<<<<
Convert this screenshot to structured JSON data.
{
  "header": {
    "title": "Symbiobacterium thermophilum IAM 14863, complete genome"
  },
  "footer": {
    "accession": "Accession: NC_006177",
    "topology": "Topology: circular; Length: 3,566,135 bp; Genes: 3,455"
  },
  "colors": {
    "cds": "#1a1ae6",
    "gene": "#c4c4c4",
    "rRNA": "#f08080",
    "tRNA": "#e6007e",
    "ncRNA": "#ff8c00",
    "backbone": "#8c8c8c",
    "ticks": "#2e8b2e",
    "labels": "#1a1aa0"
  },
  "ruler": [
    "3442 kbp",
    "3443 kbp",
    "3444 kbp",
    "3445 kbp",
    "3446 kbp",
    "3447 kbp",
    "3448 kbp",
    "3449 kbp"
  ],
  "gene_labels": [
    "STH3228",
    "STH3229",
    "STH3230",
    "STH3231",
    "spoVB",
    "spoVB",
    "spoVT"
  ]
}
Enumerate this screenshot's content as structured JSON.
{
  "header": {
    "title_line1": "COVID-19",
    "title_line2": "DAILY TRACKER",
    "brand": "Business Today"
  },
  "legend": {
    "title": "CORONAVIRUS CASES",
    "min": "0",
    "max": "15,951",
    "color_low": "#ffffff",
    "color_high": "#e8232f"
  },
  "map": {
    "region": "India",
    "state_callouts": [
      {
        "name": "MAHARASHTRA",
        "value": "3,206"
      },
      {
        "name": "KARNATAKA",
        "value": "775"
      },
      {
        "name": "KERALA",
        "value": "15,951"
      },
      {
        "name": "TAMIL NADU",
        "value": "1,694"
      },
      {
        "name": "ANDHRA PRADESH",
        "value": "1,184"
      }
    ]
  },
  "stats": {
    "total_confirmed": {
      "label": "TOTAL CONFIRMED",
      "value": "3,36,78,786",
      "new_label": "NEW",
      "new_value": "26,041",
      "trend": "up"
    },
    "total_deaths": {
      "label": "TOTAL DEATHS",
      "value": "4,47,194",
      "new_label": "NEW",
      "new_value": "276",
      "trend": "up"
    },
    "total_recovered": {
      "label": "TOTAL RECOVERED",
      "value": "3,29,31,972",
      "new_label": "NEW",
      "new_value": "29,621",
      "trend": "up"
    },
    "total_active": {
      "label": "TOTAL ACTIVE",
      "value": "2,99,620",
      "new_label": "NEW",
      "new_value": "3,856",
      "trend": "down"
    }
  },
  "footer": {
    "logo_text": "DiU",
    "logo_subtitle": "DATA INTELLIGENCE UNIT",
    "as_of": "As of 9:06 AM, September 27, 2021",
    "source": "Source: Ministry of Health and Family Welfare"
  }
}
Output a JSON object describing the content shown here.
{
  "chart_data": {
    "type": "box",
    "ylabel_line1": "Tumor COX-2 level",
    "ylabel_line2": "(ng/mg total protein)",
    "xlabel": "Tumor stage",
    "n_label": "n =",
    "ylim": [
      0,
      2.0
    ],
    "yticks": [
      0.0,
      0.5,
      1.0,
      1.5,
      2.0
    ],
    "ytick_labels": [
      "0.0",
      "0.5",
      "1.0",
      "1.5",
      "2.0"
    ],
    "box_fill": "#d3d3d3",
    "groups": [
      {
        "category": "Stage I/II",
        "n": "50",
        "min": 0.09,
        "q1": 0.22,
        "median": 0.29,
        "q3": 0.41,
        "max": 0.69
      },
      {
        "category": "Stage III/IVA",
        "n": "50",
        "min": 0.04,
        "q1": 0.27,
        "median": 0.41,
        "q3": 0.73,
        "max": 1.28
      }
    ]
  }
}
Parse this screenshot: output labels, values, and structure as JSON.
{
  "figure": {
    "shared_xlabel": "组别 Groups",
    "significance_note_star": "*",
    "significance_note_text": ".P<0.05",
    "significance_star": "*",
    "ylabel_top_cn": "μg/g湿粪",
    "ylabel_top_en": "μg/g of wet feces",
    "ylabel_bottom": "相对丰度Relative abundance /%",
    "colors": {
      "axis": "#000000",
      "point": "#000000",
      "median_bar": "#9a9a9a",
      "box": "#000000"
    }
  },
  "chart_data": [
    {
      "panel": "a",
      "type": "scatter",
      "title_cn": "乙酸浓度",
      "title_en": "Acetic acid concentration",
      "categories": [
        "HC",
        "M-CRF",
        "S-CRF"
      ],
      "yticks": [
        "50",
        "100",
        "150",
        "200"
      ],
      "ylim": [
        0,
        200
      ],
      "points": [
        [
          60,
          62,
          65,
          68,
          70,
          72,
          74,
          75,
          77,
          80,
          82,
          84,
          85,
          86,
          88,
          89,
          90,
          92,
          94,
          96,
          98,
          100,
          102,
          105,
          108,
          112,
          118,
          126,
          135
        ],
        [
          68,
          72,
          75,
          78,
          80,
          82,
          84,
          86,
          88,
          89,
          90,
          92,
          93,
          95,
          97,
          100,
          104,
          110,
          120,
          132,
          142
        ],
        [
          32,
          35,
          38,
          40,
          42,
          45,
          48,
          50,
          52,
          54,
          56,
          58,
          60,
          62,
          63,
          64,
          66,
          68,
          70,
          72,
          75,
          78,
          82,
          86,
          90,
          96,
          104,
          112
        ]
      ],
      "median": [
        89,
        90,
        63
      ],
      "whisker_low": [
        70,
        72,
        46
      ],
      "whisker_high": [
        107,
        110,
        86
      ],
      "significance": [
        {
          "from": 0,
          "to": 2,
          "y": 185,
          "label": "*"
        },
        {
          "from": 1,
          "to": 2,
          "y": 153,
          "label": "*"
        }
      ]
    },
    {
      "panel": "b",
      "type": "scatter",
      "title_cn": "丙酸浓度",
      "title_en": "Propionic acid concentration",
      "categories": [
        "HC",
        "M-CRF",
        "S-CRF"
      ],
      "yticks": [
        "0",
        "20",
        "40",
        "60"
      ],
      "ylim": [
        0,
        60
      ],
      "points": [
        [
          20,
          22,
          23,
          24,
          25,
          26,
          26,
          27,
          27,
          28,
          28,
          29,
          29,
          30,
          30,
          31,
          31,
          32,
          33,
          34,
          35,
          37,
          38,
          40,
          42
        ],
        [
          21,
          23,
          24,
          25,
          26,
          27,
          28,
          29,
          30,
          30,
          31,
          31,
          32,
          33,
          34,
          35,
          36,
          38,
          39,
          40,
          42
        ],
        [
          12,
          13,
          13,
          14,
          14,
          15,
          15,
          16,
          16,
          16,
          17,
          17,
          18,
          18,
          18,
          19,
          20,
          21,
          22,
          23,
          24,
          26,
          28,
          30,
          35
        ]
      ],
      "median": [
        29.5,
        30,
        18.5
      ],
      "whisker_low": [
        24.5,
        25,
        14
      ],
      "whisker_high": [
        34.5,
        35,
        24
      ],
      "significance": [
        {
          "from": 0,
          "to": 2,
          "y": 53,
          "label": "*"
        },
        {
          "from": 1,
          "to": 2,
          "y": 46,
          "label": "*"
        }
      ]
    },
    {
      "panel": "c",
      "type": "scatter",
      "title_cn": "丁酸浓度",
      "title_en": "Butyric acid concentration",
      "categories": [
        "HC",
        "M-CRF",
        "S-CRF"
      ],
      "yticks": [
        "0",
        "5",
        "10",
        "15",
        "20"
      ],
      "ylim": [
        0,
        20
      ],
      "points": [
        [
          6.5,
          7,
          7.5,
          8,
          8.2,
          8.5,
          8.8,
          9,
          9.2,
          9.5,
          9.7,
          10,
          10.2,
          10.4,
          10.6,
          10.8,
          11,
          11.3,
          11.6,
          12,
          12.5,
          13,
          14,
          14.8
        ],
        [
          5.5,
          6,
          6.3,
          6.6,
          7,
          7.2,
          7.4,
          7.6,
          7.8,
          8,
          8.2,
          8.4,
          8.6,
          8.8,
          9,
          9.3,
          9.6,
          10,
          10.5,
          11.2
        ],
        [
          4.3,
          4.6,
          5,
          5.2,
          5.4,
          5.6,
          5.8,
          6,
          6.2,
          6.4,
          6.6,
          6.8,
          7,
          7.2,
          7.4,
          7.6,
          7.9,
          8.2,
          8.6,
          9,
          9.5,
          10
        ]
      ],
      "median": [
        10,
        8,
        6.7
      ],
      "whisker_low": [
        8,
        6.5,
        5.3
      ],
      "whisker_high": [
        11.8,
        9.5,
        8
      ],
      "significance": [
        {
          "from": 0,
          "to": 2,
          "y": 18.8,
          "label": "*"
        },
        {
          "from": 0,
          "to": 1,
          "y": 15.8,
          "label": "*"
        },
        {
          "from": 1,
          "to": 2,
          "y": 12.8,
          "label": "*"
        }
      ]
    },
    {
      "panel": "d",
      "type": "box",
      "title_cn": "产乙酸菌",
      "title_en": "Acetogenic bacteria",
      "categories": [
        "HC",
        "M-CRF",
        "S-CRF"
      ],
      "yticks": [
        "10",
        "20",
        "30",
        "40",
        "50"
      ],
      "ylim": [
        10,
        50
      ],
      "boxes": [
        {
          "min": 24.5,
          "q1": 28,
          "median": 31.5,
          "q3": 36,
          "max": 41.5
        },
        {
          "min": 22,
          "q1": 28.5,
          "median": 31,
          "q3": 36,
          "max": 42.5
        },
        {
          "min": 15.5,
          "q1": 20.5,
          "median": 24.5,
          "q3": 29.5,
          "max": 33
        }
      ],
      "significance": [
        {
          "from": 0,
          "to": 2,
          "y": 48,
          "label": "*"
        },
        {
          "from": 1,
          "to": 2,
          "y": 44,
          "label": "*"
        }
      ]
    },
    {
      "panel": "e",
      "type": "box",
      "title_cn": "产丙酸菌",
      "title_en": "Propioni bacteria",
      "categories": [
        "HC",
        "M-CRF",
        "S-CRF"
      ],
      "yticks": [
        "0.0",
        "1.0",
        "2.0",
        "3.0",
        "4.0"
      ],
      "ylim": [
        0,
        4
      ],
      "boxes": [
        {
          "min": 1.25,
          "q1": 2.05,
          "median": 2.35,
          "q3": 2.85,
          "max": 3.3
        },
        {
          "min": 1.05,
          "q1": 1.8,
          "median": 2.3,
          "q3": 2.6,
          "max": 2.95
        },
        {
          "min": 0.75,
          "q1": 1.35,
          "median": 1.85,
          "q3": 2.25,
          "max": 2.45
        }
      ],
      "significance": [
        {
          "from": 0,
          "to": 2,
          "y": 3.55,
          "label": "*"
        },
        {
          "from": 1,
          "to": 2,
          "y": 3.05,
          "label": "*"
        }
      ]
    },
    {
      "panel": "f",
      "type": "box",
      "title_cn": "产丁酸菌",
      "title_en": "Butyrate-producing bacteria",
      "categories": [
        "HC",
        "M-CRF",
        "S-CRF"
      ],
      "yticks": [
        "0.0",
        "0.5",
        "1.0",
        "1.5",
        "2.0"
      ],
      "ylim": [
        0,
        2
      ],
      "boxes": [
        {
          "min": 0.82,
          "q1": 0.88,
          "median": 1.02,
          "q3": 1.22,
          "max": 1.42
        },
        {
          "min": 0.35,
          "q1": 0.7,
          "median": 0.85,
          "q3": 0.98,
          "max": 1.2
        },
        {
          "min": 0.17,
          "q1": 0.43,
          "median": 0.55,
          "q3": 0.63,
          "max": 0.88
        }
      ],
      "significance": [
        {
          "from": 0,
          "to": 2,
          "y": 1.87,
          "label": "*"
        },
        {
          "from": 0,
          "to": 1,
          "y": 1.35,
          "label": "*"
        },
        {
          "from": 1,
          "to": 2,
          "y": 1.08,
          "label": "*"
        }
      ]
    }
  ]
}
>>>>
- **About this exercise**
Show each line in the listing above that has "acid".

- **Output of the task**
      "title_en": "Acetic acid concentration",
      "title_en": "Propionic acid concentration",
      "title_en": "Butyric acid concentration",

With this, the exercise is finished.